• **Your goal**: Give only the number of lines below that contain the word "sinistra".

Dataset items
_ _ _ _
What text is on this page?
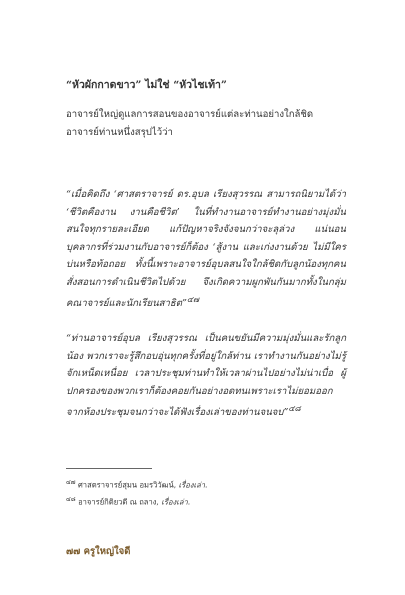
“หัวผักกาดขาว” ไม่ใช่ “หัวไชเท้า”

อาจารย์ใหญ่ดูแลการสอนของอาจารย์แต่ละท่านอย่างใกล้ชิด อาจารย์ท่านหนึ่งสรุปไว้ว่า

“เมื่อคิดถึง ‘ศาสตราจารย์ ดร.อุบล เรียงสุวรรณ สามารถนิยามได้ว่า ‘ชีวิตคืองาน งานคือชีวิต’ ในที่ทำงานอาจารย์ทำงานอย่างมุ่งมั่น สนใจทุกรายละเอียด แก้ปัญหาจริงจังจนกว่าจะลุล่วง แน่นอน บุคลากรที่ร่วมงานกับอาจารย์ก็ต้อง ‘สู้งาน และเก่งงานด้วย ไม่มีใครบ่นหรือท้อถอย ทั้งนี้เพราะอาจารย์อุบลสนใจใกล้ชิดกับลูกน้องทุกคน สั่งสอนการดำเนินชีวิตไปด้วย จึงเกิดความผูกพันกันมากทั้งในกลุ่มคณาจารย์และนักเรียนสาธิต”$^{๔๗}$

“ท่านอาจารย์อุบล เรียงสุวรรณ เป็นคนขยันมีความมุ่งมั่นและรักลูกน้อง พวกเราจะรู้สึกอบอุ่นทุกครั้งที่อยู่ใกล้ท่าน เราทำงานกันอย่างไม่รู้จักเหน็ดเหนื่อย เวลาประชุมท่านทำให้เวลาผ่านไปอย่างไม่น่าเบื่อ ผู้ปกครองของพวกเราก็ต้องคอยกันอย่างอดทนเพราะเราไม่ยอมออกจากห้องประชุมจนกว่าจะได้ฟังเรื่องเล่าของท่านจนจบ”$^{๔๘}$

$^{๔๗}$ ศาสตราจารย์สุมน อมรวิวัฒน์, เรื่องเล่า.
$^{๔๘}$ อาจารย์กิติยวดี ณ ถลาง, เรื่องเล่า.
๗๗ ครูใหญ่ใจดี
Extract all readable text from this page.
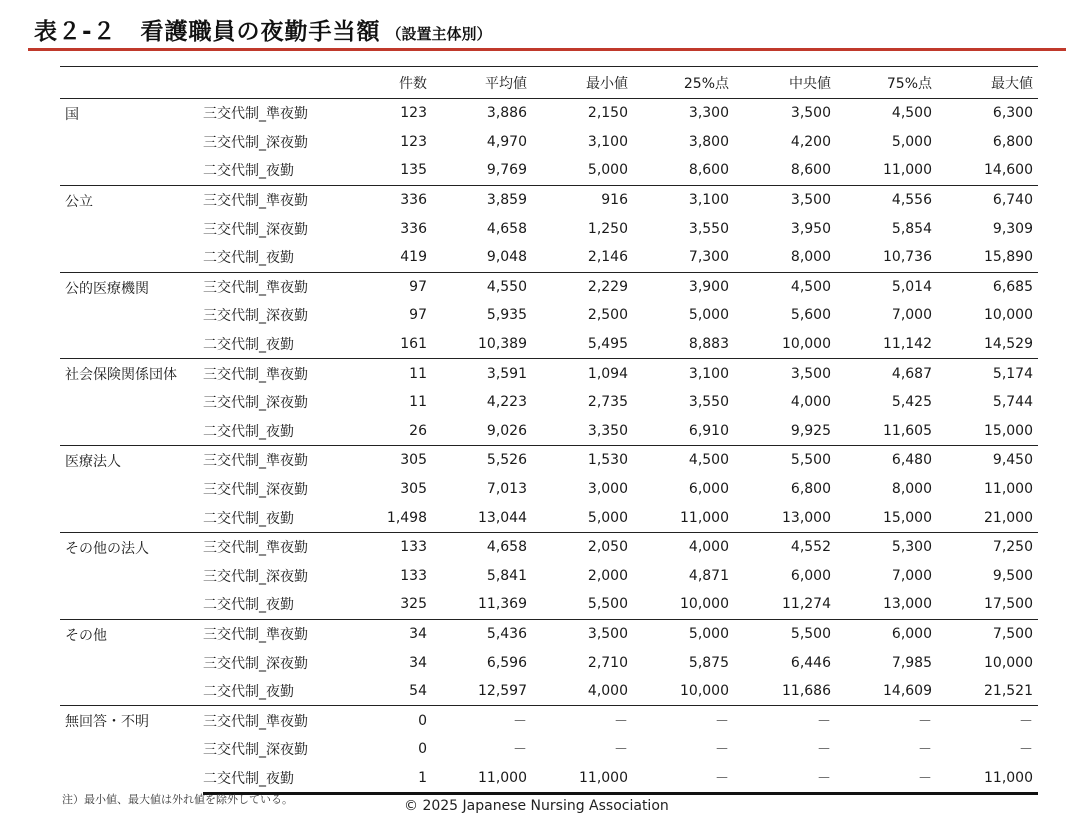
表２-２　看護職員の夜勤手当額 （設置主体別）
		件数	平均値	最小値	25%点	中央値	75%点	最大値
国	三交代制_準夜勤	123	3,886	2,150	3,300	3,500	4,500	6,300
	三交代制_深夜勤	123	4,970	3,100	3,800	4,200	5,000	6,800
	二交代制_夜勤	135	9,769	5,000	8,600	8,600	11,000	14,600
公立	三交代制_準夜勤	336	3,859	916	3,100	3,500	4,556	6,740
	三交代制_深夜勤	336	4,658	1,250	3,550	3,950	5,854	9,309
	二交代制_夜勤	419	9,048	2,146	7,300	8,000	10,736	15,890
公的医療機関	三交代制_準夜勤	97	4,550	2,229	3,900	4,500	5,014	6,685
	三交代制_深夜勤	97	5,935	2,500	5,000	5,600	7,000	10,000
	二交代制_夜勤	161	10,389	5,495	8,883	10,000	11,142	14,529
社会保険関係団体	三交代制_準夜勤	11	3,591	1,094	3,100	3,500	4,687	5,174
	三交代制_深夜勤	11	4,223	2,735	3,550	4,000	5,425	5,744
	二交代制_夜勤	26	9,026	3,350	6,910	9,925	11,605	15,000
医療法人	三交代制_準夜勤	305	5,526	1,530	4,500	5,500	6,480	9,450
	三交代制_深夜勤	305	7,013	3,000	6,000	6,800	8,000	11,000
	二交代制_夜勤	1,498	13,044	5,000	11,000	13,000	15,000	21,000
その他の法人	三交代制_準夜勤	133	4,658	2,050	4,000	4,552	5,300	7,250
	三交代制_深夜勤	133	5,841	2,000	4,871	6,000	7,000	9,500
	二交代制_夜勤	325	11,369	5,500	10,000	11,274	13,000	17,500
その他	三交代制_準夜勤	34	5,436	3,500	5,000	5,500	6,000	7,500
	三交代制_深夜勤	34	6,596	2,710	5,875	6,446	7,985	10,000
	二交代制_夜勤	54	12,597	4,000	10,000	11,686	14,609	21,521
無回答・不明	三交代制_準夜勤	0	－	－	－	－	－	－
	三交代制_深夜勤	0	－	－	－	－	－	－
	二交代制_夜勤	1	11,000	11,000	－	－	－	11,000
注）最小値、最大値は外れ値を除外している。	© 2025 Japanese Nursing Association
_ _ _ _
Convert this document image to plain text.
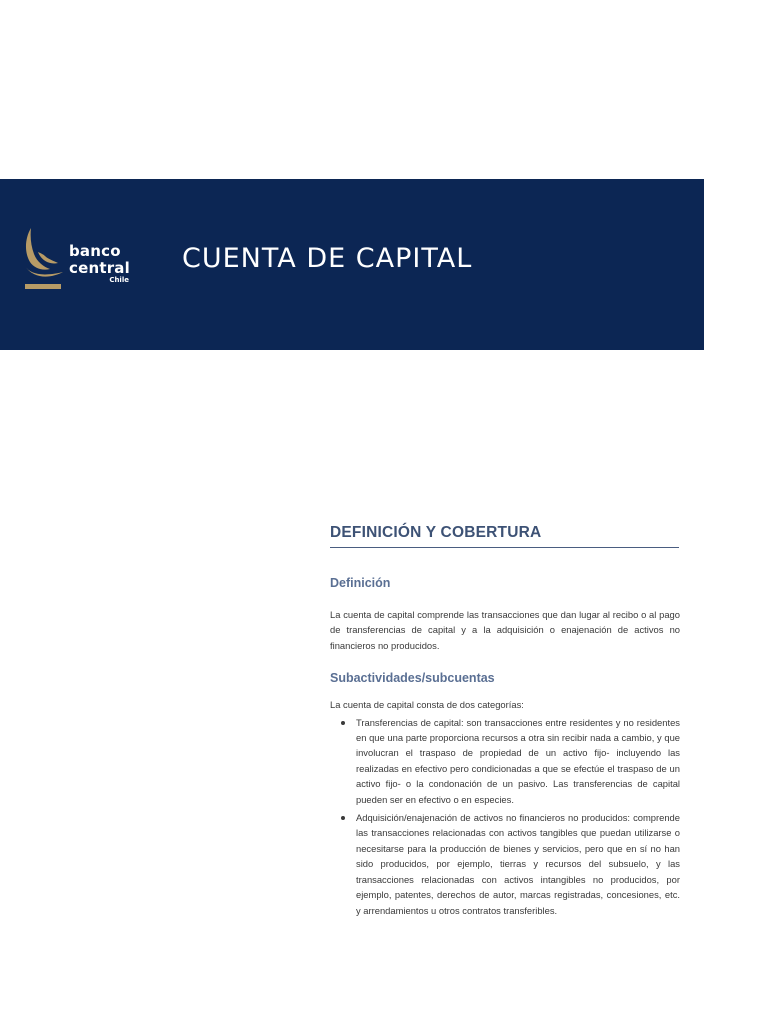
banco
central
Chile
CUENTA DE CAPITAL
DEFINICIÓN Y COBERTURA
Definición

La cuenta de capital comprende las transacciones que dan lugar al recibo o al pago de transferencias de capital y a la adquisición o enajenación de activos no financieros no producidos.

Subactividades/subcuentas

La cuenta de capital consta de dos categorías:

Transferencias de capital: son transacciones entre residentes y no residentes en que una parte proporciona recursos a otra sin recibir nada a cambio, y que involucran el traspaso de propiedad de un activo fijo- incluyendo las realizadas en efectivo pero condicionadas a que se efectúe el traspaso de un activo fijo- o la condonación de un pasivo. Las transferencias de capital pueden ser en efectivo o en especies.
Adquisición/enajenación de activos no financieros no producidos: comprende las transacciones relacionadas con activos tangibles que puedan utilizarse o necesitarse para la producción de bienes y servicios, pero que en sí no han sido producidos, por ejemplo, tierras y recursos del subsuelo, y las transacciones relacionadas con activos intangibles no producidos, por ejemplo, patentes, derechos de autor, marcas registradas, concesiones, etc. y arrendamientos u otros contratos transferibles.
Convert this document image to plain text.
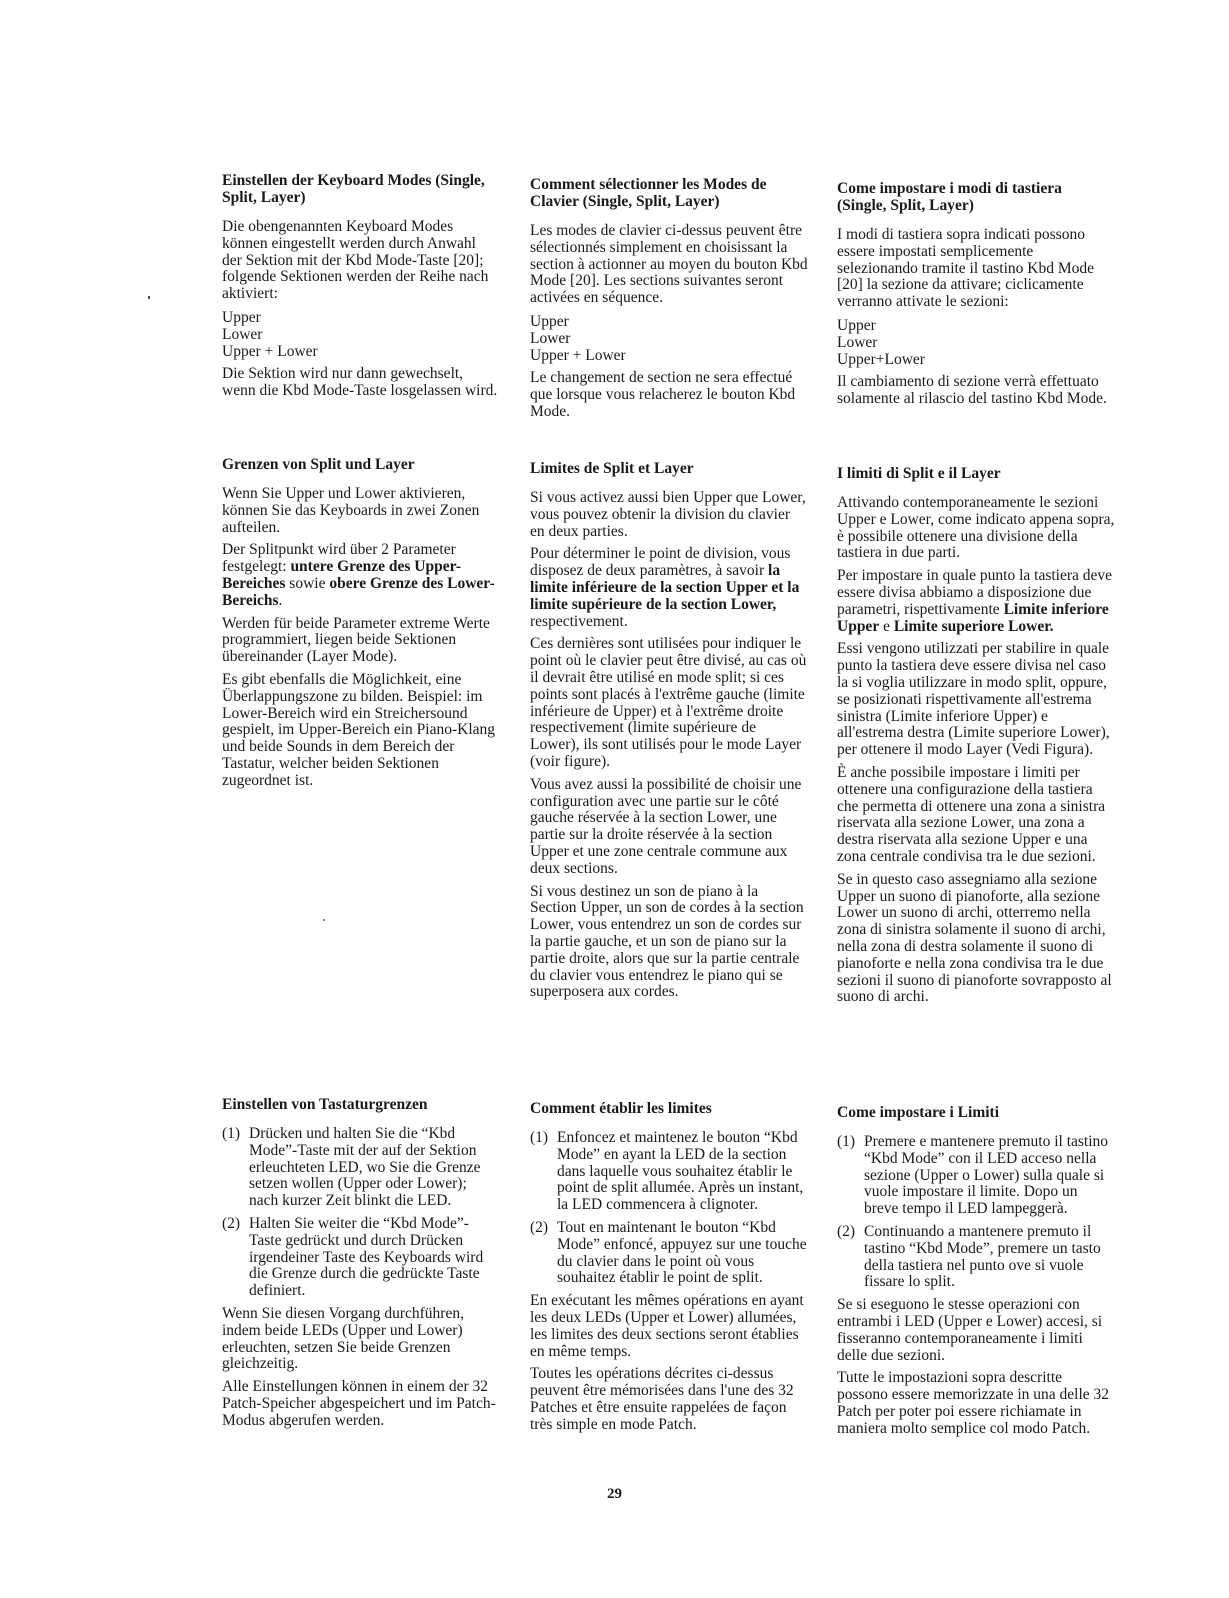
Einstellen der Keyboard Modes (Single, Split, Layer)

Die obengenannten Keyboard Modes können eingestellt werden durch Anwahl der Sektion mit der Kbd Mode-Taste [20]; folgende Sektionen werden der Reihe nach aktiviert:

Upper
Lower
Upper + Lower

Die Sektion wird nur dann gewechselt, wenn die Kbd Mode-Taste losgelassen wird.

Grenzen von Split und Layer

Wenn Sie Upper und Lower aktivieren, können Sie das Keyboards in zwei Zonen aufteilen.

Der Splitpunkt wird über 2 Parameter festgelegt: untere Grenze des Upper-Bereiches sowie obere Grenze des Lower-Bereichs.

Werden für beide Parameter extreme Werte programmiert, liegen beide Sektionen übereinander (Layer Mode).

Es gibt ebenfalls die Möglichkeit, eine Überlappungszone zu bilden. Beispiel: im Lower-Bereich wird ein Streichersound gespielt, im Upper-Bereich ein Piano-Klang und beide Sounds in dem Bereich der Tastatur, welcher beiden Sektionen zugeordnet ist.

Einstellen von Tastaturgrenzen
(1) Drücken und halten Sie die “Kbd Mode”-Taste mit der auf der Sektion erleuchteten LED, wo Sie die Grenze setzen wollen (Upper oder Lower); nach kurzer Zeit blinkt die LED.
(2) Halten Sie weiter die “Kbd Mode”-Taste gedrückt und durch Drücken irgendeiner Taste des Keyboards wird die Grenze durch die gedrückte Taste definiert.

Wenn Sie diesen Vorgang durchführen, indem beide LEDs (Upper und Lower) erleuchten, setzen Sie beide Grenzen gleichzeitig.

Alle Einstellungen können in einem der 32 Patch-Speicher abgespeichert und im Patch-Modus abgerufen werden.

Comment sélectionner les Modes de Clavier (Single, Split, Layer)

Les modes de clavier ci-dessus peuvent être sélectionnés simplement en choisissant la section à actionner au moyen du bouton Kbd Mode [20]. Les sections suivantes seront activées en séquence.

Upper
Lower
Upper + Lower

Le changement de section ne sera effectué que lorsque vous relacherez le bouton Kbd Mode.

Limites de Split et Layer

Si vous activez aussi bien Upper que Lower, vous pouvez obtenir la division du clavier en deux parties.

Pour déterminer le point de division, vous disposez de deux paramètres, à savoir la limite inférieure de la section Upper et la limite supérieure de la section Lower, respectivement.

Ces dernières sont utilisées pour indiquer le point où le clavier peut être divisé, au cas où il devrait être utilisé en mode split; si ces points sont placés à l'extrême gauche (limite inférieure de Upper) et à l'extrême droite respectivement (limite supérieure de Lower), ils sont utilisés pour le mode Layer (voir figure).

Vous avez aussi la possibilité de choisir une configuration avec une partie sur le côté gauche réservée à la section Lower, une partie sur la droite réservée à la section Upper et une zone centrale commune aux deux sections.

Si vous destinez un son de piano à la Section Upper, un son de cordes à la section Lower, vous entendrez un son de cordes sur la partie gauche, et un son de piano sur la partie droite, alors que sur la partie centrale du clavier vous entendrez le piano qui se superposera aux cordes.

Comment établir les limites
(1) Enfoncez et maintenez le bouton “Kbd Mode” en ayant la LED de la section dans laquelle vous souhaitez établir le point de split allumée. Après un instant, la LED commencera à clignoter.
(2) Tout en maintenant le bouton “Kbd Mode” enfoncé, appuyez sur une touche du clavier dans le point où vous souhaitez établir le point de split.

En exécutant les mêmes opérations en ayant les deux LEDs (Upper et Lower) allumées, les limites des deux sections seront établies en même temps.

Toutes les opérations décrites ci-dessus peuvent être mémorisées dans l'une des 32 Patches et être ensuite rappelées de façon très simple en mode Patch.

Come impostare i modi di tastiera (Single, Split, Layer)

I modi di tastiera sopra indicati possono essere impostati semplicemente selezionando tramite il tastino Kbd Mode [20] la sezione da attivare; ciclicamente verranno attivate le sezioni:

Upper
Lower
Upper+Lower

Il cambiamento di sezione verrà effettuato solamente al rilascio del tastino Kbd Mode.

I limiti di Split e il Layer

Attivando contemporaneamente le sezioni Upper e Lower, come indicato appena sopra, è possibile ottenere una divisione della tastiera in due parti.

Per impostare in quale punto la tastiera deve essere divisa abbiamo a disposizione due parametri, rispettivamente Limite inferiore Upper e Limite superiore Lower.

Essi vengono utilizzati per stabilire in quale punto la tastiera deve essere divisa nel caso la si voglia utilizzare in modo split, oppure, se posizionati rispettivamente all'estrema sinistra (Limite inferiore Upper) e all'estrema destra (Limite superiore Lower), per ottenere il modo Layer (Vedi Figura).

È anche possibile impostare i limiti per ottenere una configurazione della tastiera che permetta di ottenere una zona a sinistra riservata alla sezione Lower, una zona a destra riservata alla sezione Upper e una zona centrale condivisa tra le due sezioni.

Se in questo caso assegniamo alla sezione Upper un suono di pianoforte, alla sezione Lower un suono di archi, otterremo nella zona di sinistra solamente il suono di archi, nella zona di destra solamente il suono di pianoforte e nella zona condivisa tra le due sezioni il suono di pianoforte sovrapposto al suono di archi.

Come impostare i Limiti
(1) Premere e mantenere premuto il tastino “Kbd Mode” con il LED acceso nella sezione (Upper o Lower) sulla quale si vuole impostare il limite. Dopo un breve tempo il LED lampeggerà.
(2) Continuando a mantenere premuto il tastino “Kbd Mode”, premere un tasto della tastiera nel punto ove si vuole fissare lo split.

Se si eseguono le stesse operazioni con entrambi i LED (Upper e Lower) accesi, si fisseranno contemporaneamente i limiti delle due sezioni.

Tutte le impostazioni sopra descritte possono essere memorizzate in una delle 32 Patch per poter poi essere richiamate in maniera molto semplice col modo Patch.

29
_ _ _ _
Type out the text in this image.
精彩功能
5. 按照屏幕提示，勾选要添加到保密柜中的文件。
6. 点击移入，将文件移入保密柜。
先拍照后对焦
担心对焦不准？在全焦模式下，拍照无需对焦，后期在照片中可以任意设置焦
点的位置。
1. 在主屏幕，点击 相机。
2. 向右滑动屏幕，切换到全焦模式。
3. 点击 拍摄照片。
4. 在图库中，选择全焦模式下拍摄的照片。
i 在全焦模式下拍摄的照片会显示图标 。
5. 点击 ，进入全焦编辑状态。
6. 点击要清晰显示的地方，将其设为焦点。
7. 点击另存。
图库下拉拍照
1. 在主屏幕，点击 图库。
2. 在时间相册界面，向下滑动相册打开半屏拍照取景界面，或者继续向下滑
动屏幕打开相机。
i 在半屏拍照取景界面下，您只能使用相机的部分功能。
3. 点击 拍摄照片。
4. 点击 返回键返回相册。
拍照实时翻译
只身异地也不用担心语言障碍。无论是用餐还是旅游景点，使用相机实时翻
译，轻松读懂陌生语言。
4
_ _ _ _
• **Correct response**: 3